### PROVIDED RECORDS

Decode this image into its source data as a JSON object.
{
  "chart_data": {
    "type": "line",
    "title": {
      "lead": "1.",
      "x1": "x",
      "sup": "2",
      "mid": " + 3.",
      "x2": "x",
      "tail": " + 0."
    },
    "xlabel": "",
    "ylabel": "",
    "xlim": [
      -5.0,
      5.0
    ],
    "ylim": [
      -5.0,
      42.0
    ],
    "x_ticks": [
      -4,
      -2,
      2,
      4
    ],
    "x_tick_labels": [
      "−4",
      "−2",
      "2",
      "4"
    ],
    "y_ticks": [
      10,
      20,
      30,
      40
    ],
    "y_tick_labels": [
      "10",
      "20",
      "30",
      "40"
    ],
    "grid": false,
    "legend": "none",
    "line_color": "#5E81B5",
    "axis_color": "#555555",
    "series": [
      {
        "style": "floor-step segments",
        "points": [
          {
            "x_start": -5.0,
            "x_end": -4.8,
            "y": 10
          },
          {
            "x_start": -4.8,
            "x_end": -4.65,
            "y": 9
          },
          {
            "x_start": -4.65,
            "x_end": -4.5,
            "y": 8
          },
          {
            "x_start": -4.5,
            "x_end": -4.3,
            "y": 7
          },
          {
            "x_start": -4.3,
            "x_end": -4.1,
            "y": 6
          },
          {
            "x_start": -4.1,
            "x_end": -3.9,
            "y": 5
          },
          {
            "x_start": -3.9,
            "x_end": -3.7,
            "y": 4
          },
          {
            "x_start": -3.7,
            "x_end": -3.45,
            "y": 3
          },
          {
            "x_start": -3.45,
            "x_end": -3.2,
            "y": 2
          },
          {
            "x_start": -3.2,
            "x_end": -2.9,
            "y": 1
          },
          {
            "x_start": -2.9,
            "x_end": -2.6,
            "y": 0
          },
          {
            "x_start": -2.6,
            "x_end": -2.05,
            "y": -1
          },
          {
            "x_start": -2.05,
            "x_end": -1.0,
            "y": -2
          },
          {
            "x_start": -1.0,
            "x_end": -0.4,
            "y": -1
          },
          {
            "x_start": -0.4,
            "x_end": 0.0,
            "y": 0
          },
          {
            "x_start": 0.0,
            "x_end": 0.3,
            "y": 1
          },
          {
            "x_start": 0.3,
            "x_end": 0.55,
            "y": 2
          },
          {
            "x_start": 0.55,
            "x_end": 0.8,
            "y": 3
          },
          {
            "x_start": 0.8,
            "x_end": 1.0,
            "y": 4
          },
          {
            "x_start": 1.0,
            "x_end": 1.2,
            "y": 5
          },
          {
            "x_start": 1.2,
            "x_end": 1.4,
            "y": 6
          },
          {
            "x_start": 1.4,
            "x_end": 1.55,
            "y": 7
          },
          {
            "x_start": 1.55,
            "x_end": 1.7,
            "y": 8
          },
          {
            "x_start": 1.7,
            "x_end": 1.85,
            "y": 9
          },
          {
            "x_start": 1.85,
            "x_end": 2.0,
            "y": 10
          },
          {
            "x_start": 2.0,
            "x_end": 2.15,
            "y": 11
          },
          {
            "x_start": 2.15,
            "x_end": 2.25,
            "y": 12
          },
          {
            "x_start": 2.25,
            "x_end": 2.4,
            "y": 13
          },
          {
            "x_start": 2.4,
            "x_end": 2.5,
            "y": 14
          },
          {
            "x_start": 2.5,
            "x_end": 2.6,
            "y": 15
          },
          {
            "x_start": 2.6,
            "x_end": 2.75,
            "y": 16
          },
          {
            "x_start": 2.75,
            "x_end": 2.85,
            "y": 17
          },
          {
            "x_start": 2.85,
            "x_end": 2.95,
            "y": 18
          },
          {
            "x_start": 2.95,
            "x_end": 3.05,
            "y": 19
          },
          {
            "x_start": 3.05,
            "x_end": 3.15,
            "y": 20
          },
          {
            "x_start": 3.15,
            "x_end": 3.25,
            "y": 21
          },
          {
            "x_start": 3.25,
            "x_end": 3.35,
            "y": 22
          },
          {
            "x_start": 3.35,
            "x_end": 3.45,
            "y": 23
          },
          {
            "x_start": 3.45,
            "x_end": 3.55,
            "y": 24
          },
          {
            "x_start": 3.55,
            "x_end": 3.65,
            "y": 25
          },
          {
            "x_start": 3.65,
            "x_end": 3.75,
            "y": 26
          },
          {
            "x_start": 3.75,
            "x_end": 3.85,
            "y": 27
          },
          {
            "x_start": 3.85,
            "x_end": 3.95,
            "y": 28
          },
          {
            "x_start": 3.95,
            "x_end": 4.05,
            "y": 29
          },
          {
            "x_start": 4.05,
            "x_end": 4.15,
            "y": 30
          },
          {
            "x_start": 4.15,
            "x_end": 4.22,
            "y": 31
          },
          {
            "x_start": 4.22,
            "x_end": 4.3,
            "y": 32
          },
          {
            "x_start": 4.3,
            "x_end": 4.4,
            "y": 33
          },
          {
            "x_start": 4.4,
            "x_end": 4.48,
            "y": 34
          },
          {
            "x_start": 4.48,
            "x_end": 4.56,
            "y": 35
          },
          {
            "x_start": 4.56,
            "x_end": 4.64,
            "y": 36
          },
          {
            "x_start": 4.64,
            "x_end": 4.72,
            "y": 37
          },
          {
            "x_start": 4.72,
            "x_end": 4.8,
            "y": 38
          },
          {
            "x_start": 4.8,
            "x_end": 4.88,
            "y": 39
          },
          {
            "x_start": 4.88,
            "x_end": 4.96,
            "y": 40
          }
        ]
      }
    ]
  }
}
==
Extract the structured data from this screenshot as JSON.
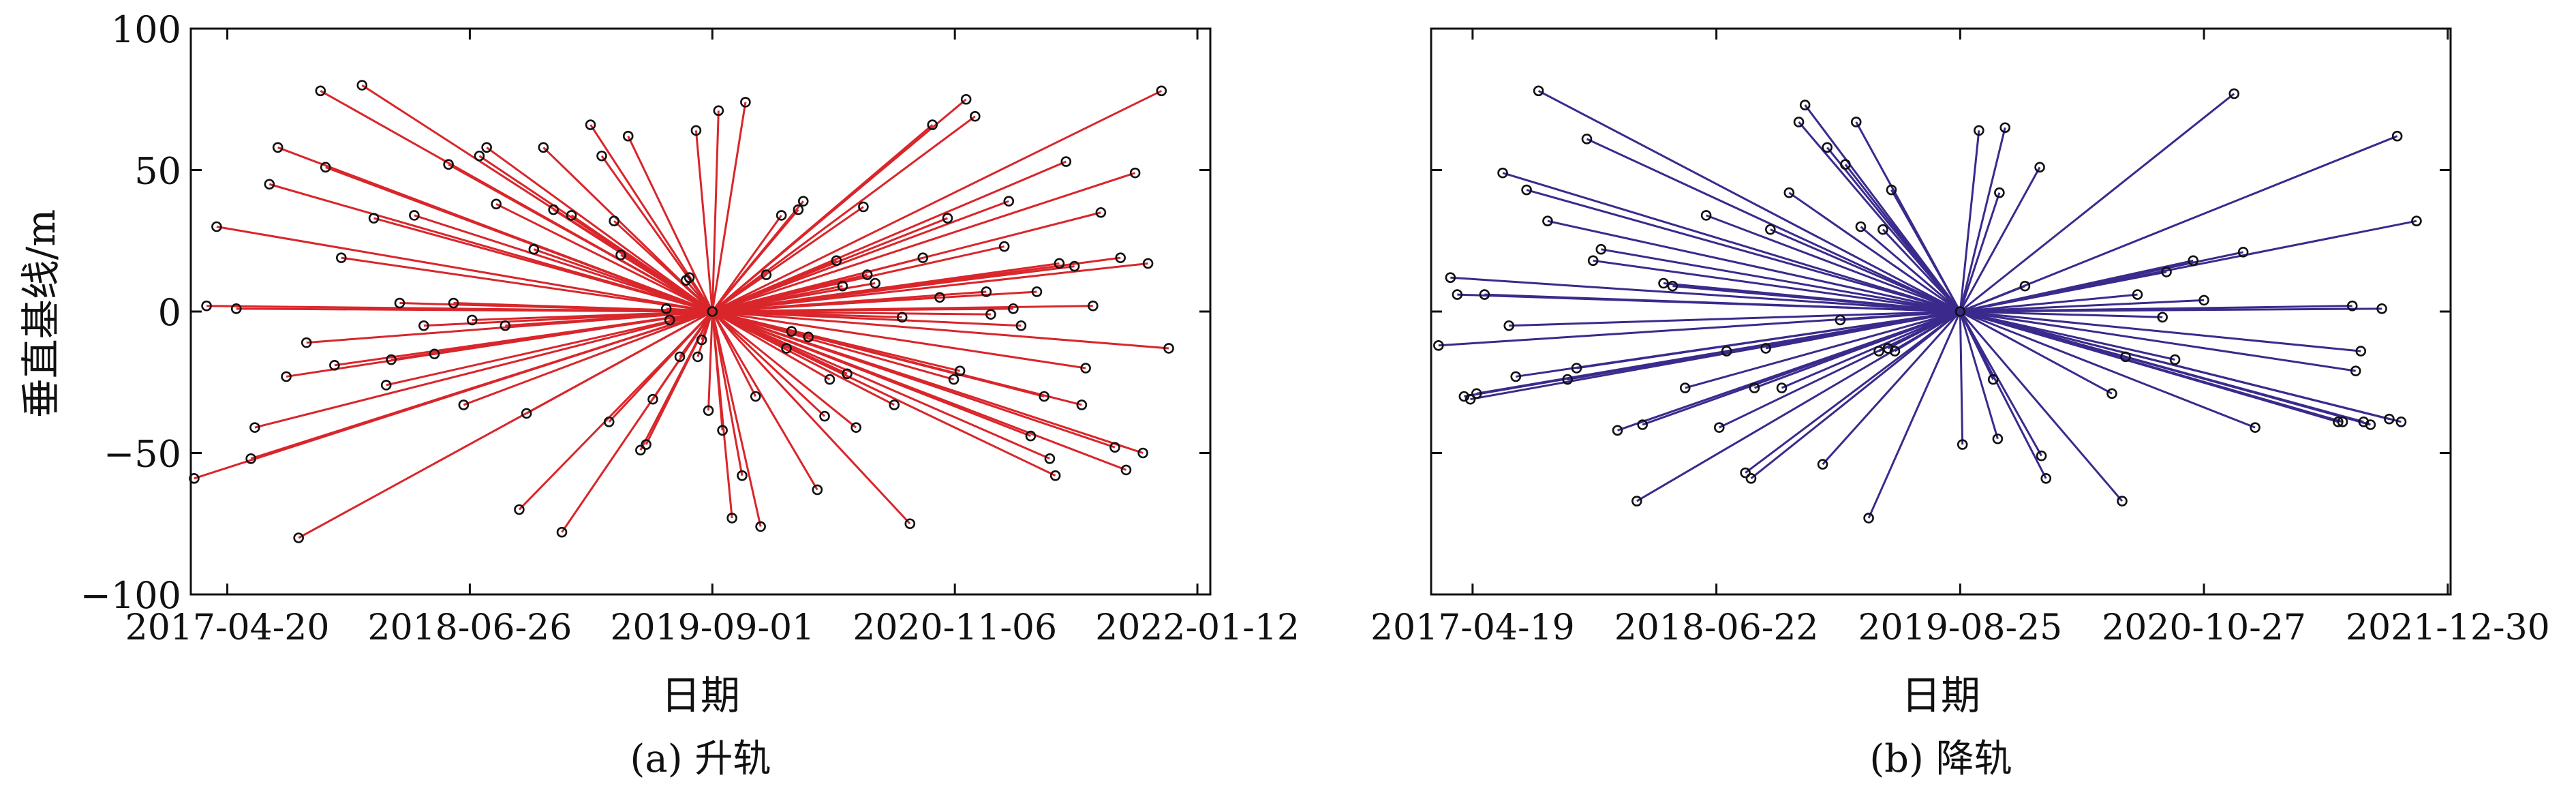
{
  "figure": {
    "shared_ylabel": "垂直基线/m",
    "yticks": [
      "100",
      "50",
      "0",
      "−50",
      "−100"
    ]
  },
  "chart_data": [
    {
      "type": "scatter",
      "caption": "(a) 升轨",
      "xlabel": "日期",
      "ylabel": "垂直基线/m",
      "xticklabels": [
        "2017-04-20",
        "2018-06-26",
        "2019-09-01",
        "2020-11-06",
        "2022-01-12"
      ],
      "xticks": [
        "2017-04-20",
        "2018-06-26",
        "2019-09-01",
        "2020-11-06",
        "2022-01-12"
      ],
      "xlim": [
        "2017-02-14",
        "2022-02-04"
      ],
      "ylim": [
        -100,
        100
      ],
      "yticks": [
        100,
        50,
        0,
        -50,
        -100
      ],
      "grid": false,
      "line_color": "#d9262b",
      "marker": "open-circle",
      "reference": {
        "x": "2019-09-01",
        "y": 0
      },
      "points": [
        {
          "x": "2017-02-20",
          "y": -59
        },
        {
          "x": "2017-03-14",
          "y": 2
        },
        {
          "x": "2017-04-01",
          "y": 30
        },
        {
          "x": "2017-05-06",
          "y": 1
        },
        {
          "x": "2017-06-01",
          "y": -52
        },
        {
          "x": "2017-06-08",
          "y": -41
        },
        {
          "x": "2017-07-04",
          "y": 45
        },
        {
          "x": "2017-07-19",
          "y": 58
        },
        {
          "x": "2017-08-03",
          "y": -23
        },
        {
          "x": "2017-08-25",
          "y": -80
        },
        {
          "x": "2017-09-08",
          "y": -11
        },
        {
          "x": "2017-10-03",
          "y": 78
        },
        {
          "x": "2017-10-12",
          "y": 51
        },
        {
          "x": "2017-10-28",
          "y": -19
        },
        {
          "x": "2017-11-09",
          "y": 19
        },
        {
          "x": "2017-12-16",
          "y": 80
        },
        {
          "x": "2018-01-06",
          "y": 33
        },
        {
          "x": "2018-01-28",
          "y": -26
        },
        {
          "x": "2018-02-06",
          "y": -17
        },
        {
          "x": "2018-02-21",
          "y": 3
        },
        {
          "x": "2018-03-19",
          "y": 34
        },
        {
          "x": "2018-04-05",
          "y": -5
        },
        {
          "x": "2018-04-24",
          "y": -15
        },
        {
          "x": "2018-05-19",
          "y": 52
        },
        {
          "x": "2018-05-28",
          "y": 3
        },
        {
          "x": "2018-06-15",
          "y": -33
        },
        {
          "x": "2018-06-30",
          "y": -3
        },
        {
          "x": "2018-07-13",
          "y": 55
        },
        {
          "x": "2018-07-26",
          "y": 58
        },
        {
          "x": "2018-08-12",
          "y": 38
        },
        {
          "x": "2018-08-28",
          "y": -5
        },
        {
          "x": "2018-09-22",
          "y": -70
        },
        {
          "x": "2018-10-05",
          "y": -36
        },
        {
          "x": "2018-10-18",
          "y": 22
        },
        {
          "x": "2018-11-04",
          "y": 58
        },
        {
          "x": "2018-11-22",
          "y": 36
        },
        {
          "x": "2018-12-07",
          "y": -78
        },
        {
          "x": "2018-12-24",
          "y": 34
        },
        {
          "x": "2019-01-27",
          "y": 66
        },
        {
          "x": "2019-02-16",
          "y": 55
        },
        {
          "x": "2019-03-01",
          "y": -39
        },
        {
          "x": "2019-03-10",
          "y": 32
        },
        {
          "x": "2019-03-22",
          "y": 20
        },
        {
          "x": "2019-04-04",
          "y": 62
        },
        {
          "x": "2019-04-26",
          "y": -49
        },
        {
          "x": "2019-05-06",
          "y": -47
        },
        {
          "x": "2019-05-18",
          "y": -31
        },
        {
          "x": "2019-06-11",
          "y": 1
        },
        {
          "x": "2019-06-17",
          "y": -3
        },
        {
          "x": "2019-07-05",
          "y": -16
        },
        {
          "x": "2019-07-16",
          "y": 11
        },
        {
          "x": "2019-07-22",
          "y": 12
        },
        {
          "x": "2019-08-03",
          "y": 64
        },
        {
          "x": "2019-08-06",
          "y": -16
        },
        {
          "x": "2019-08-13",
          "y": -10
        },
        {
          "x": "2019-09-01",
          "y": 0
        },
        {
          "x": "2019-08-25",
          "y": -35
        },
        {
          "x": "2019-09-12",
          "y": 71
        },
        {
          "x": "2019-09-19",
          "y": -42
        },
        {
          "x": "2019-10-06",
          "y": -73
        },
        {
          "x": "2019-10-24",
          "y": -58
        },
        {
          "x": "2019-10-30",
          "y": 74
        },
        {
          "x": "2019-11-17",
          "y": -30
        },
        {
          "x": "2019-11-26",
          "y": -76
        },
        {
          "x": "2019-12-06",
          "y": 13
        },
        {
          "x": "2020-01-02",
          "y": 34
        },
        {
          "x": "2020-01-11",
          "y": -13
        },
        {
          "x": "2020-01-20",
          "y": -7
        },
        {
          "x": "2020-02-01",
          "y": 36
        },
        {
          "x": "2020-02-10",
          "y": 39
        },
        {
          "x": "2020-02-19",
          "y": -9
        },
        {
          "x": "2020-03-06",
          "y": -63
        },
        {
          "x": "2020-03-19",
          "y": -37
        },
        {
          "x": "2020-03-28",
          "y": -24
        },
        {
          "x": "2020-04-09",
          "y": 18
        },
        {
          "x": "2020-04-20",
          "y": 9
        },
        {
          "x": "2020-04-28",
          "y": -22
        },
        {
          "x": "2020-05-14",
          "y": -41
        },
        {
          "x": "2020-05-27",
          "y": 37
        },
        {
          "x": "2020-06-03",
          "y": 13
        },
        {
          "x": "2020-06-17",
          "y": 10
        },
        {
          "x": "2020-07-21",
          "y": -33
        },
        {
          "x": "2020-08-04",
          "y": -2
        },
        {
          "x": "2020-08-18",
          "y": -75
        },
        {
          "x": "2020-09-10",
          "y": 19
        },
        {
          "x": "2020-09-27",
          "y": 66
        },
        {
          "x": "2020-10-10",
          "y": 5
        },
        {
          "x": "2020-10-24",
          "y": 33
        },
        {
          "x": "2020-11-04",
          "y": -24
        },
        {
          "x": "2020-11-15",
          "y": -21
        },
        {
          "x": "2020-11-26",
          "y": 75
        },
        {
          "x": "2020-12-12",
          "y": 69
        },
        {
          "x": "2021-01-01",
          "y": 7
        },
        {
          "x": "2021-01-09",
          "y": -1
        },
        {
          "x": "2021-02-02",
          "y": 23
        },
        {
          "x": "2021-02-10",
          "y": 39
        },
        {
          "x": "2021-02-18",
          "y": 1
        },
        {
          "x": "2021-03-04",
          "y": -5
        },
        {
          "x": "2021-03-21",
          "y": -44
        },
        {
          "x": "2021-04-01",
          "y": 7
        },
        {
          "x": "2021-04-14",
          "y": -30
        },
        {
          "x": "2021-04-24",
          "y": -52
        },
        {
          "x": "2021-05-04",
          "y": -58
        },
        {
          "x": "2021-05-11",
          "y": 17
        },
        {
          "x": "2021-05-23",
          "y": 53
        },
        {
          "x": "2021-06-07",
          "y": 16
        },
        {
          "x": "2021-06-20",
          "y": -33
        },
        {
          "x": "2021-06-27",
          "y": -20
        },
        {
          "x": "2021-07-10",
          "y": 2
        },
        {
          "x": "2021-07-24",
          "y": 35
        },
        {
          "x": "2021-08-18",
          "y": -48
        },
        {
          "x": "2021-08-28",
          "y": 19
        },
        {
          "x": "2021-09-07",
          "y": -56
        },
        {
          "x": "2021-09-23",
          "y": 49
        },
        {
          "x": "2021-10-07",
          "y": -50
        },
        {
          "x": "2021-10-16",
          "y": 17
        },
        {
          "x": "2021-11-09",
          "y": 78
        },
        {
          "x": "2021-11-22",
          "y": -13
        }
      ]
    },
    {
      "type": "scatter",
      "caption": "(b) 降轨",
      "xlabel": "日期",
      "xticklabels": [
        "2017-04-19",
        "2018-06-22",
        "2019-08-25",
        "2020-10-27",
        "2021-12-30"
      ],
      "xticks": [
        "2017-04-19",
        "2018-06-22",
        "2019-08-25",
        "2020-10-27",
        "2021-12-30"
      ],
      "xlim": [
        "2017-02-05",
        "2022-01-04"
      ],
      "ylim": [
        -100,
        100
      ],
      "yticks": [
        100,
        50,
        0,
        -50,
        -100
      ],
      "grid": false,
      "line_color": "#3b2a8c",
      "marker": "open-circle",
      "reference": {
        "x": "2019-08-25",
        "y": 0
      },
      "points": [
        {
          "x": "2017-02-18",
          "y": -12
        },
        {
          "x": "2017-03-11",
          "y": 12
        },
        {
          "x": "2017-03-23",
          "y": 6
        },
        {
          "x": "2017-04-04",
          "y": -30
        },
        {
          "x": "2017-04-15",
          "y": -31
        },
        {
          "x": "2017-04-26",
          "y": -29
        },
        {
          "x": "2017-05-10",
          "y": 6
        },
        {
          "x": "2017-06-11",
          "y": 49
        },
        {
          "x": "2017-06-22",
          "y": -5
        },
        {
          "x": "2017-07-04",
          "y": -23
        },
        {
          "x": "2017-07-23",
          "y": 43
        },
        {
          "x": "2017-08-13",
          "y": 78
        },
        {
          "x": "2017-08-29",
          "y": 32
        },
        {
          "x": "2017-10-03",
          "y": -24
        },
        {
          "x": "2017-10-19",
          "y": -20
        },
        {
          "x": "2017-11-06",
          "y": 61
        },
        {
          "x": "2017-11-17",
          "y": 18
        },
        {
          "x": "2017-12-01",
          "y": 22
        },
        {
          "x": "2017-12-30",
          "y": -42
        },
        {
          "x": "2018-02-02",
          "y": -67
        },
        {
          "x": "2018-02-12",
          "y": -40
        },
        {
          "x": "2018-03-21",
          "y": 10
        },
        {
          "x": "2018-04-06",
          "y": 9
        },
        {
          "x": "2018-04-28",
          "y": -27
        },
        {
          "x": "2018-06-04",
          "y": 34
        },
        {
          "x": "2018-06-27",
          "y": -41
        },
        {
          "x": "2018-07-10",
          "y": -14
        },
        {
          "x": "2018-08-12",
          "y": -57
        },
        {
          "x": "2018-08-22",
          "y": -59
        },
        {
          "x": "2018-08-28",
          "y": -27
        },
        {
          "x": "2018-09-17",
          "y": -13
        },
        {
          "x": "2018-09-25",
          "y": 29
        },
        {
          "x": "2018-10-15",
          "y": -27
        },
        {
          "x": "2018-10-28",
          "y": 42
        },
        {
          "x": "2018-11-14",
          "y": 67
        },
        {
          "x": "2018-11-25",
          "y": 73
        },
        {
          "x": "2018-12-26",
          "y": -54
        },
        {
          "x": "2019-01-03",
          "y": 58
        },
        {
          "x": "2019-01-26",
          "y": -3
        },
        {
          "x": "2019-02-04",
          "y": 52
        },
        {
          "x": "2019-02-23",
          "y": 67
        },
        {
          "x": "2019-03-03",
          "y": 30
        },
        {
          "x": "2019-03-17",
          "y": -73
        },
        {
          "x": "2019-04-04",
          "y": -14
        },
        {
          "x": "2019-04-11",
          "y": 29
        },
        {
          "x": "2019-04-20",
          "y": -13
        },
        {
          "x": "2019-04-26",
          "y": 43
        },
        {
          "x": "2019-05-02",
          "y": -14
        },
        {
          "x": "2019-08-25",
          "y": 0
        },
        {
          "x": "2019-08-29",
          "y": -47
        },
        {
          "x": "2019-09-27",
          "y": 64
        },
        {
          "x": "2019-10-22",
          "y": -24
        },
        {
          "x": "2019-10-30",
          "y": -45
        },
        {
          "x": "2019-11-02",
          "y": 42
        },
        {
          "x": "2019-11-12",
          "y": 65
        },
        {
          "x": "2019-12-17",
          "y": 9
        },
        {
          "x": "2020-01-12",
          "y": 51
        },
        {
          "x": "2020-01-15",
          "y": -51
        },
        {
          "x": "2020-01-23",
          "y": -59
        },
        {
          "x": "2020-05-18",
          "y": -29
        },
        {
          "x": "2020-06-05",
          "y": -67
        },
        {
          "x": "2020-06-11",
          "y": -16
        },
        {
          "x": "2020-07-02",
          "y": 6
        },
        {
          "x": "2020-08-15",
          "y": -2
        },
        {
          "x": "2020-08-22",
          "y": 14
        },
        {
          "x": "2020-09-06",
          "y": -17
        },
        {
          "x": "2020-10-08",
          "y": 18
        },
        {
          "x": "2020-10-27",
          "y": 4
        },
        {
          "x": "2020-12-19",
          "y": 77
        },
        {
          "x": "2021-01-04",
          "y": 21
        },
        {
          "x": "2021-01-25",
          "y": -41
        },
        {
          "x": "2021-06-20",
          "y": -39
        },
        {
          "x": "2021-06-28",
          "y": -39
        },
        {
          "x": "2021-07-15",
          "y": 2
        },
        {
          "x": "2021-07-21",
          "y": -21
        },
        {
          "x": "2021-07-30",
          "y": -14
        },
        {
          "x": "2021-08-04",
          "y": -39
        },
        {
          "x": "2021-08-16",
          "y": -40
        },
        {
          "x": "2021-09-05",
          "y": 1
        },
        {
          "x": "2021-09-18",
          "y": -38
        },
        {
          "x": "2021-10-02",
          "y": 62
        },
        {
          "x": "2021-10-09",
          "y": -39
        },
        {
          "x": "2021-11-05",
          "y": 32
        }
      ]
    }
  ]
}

### PROBLEM REQUIREMENTS
Search the entries for the word "JSON", then gather every line that has it.

### FULL RESPONSE
Decode this image into its source data as a JSON object.
Extract the structured data from this screenshot as JSON.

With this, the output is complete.